__SET EXERCISE__. Return every line below in which "Калининградской" appears.

__DATA IN THIS EXERCISE__.
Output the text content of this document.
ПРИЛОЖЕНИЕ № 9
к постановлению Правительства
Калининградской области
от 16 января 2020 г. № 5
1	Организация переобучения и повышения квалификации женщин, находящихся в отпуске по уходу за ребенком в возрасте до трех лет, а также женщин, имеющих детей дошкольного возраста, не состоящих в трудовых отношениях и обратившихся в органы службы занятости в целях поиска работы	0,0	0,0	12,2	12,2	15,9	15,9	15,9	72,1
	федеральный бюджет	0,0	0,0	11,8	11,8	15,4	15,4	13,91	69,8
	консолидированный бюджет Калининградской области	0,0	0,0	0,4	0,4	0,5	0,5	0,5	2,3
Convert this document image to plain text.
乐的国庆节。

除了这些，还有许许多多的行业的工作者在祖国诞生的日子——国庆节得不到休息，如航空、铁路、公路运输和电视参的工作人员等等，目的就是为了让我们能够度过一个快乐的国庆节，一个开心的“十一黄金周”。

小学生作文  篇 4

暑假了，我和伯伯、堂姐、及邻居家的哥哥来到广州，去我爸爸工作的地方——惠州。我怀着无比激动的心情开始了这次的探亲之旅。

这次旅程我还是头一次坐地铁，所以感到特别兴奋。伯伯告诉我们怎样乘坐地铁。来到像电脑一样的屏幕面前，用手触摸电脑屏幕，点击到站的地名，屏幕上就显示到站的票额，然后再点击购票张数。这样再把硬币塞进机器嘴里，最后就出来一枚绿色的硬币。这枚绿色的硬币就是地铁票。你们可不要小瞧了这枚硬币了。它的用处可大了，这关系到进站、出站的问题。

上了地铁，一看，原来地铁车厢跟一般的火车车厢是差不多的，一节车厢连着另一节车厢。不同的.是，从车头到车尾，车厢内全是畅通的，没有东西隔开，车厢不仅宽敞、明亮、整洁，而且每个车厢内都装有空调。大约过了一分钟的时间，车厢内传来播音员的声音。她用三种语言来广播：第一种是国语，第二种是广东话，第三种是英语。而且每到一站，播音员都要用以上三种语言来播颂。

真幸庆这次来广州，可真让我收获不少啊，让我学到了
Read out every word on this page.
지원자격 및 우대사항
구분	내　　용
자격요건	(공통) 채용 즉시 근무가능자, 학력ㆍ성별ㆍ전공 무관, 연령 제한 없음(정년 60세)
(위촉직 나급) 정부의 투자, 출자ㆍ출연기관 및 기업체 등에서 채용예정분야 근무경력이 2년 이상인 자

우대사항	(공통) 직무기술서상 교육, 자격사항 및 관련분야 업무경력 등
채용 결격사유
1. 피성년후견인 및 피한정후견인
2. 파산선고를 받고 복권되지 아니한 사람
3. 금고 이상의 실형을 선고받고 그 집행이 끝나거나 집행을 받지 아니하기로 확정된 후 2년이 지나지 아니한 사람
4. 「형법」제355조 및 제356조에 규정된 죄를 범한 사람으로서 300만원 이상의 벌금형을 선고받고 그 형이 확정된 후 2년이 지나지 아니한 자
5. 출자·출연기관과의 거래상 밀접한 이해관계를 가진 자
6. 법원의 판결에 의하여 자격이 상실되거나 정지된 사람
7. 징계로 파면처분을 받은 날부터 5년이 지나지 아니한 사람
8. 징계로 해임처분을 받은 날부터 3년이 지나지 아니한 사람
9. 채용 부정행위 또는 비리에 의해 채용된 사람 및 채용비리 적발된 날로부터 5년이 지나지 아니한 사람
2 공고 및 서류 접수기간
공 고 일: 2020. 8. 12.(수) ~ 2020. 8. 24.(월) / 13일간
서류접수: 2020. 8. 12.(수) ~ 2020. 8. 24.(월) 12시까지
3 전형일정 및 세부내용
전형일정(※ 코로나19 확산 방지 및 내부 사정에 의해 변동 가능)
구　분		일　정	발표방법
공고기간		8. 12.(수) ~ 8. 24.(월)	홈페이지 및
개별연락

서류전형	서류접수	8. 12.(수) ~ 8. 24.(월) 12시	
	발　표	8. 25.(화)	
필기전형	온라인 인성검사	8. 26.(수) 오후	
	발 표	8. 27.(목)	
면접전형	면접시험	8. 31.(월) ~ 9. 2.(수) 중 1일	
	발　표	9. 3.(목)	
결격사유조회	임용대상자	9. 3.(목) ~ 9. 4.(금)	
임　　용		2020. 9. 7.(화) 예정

__WRITTEN ANSWER__.
Калининградской области
	консолидированный бюджет Калининградской области	0,0	0,0	0,4	0,4	0,5	0,5	0,5	2,3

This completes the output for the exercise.